»»
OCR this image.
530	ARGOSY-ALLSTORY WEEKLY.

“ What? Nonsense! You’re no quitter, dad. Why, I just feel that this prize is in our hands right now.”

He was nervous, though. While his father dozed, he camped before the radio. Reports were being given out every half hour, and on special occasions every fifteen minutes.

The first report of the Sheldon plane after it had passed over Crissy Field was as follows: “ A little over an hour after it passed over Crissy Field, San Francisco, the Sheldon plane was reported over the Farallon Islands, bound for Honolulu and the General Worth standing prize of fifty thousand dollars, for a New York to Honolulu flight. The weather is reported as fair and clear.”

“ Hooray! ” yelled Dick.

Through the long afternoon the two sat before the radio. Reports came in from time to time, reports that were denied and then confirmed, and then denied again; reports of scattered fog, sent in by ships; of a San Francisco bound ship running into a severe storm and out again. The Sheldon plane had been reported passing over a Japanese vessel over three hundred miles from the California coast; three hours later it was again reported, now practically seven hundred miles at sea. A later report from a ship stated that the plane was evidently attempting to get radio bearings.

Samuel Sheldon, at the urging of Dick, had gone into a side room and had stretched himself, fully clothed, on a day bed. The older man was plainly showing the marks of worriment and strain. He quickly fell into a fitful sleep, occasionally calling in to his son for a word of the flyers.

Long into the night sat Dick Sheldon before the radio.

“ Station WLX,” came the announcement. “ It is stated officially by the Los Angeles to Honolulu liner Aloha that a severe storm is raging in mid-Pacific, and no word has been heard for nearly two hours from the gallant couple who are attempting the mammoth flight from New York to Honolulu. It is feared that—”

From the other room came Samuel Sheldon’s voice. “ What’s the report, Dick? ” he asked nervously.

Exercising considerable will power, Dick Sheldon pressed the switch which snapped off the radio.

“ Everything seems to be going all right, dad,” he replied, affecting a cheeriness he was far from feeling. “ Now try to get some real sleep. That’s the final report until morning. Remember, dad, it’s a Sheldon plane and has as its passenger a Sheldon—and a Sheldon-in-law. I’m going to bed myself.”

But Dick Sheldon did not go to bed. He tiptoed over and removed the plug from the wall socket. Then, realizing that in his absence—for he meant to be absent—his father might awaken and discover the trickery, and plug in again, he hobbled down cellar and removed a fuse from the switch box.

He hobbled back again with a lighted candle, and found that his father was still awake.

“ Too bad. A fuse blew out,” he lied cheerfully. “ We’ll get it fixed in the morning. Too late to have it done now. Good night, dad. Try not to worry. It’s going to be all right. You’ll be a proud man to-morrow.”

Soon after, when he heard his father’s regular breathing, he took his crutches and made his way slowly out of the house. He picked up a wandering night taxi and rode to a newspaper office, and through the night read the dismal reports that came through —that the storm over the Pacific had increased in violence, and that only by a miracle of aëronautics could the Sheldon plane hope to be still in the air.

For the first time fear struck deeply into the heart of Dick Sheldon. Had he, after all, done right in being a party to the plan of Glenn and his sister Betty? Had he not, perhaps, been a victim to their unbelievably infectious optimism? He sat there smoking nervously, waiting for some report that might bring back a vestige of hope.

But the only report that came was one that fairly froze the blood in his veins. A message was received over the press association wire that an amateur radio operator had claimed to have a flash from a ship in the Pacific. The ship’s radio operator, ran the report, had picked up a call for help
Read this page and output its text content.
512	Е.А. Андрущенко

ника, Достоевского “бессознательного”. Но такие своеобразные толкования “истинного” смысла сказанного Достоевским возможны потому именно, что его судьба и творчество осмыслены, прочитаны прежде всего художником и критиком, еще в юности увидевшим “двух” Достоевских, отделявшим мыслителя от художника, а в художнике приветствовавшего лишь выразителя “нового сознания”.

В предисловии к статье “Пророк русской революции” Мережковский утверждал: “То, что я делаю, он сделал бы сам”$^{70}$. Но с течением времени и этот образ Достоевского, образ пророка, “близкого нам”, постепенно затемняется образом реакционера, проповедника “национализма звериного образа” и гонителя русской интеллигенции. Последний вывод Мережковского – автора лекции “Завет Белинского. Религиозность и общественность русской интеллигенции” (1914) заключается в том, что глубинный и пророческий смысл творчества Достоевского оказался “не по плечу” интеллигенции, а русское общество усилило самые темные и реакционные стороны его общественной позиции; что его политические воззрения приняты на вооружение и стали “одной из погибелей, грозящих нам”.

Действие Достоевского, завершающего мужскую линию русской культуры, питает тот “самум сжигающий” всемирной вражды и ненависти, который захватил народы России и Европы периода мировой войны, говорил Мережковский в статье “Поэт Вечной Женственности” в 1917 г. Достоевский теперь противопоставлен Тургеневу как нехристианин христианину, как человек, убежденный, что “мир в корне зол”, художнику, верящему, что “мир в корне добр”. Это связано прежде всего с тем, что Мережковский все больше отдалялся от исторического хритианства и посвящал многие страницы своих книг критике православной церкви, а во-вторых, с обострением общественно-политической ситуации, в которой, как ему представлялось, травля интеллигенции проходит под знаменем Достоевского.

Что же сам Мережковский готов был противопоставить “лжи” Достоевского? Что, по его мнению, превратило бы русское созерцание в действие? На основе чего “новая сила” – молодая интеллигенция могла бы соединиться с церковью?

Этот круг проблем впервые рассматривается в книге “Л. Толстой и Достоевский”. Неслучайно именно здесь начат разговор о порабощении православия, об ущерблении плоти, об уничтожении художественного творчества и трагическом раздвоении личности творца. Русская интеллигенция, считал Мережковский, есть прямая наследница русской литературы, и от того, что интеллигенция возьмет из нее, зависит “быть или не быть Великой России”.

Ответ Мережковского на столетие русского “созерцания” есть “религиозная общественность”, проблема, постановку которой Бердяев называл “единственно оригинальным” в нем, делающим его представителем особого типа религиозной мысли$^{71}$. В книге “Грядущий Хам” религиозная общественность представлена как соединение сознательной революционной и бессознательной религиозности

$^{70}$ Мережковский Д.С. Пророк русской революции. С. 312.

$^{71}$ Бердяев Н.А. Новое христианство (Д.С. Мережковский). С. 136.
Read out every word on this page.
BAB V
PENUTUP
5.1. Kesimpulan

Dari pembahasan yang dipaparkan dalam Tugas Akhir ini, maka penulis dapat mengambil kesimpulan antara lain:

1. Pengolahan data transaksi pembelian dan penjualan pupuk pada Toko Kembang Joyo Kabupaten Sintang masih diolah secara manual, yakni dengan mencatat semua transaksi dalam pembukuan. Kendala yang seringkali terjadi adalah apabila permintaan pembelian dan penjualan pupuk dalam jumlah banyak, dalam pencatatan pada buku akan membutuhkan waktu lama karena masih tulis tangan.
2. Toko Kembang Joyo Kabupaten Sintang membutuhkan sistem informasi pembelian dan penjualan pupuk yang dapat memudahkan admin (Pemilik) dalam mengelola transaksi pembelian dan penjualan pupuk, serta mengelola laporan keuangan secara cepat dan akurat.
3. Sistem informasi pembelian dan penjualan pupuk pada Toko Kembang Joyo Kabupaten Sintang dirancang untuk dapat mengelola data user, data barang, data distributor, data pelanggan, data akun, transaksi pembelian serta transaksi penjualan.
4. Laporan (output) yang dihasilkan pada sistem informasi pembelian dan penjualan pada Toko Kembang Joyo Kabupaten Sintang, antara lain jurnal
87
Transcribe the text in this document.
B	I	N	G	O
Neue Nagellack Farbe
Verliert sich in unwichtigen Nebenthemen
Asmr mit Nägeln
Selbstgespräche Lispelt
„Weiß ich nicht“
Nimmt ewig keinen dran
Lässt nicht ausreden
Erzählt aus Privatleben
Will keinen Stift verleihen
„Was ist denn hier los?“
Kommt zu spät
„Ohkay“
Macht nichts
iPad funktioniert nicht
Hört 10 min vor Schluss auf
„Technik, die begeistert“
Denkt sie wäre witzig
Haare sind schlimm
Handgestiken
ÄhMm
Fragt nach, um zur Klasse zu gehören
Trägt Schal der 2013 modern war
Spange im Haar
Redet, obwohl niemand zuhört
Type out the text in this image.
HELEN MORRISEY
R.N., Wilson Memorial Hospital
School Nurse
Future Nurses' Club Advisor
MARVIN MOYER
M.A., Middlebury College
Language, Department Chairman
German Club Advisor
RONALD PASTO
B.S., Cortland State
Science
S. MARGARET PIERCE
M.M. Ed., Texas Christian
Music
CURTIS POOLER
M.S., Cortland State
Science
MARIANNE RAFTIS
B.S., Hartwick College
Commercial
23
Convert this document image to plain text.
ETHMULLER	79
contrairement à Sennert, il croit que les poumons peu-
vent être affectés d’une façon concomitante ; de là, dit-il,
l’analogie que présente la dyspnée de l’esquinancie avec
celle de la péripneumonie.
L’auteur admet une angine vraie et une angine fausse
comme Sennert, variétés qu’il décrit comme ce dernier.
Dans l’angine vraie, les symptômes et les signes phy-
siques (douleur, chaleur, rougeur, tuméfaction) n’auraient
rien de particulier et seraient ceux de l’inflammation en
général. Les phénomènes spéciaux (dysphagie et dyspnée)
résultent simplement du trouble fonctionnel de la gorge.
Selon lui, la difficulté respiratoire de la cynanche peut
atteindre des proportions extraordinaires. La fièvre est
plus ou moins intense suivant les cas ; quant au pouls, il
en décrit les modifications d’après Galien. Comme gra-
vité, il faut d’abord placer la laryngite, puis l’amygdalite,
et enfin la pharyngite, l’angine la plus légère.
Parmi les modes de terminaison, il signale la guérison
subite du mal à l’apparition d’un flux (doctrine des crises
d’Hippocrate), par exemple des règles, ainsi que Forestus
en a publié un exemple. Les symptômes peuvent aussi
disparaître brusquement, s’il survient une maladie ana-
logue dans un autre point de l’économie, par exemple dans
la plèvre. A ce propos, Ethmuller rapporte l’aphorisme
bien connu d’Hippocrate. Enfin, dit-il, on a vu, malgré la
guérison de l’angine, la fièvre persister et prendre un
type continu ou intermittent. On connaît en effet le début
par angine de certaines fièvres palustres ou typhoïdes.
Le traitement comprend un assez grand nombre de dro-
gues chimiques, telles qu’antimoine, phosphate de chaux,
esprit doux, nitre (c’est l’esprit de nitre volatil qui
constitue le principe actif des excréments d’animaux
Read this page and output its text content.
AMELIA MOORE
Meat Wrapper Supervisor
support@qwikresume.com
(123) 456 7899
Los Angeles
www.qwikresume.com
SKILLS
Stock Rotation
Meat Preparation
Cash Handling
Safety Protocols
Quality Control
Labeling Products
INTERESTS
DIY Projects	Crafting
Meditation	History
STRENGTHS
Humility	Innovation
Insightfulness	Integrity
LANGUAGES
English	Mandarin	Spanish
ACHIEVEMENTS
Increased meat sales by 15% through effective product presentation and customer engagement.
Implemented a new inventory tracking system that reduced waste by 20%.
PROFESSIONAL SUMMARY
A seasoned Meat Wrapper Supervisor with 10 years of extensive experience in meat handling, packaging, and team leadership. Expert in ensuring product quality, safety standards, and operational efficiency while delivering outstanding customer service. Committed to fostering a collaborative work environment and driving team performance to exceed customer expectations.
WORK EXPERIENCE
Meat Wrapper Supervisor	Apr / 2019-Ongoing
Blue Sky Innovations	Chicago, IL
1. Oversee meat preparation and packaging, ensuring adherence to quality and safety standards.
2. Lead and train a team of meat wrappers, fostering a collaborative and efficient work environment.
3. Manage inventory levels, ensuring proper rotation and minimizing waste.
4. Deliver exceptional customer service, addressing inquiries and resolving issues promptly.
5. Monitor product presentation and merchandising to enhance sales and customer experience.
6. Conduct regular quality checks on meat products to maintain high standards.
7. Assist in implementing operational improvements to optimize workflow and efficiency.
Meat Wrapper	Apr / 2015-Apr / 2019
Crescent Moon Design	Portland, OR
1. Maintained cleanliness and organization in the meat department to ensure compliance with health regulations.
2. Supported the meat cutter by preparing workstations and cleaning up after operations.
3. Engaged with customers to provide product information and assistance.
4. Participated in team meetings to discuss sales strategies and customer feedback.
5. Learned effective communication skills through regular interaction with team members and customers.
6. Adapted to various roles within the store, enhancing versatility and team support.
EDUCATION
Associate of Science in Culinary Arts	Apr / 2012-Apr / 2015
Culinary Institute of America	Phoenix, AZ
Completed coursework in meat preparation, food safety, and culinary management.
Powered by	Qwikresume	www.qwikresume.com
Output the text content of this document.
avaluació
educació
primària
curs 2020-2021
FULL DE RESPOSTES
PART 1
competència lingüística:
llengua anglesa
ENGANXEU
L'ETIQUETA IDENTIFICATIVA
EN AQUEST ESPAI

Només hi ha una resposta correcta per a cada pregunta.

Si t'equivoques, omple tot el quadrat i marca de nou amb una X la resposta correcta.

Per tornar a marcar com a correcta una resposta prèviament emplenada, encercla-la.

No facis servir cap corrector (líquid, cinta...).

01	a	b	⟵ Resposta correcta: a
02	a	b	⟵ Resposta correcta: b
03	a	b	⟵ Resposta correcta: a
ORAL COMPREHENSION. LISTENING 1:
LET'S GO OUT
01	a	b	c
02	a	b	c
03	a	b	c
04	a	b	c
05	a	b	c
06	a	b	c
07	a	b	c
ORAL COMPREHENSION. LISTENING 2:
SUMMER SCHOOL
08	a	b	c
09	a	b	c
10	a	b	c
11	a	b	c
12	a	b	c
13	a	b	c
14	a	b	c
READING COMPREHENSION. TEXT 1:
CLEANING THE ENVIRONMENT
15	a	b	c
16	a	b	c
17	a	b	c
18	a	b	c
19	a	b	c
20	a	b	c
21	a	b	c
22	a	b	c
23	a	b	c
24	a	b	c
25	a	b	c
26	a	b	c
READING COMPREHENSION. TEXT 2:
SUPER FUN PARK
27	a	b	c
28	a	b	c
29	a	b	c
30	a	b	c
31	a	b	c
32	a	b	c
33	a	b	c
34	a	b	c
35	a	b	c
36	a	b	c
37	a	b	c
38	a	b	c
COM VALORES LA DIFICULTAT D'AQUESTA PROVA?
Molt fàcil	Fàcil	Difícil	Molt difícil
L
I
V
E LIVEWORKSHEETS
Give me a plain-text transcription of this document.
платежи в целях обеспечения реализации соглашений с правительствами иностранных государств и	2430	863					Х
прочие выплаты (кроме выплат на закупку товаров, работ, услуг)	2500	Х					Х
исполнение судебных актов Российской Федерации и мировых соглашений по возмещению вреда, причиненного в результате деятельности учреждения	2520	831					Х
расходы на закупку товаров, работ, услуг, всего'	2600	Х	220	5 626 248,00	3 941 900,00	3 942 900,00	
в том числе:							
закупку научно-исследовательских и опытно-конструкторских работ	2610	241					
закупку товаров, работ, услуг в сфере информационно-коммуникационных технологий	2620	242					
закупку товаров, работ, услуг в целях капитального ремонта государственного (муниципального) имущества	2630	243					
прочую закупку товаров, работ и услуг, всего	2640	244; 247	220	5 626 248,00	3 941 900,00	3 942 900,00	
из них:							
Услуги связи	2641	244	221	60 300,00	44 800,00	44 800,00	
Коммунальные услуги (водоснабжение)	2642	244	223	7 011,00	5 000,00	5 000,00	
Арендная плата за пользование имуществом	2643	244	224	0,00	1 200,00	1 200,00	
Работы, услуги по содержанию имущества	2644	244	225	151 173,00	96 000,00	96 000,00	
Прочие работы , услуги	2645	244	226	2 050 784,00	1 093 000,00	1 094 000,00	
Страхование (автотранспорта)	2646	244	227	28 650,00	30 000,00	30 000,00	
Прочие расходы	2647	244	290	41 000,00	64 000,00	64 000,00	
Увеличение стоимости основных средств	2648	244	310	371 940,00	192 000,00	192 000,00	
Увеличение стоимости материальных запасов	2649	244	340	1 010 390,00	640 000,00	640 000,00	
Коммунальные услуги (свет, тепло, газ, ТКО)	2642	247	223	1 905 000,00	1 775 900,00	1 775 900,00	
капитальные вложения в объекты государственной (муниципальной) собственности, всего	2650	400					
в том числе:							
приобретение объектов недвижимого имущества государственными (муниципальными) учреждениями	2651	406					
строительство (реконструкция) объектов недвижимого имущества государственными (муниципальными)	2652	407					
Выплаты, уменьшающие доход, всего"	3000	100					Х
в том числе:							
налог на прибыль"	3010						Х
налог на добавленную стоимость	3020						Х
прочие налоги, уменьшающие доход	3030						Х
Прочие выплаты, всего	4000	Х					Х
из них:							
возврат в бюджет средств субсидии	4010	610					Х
««
** INSTRUCTIONS TO FOLLOW **
Using the material above, copy every line in which the string "symptômes" occurs.

** EXPECTED ANSWER **
Dans l’angine vraie, les symptômes et les signes phy-
en a publié un exemple. Les symptômes peuvent aussi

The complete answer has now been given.